#### EXERCISE TASK:
Take the material below and write it all out again exactly.

==== MATERIAL

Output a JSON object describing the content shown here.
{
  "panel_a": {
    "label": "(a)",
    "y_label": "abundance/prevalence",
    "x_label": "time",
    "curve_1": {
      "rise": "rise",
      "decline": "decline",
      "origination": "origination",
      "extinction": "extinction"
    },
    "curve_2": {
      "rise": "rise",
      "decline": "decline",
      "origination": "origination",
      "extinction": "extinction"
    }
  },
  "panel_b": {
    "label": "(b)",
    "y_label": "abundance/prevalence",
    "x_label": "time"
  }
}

========

#### FINISHED EXERCISE:
Output a JSON object describing the content shown here.
{
  "panel_a": {
    "label": "(a)",
    "y_label": "abundance/prevalence",
    "x_label": "time",
    "curve_1": {
      "rise": "rise",
      "decline": "decline",
      "origination": "origination",
      "extinction": "extinction"
    },
    "curve_2": {
      "rise": "rise",
      "decline": "decline",
      "origination": "origination",
      "extinction": "extinction"
    }
  },
  "panel_b": {
    "label": "(b)",
    "y_label": "abundance/prevalence",
    "x_label": "time"
  }
}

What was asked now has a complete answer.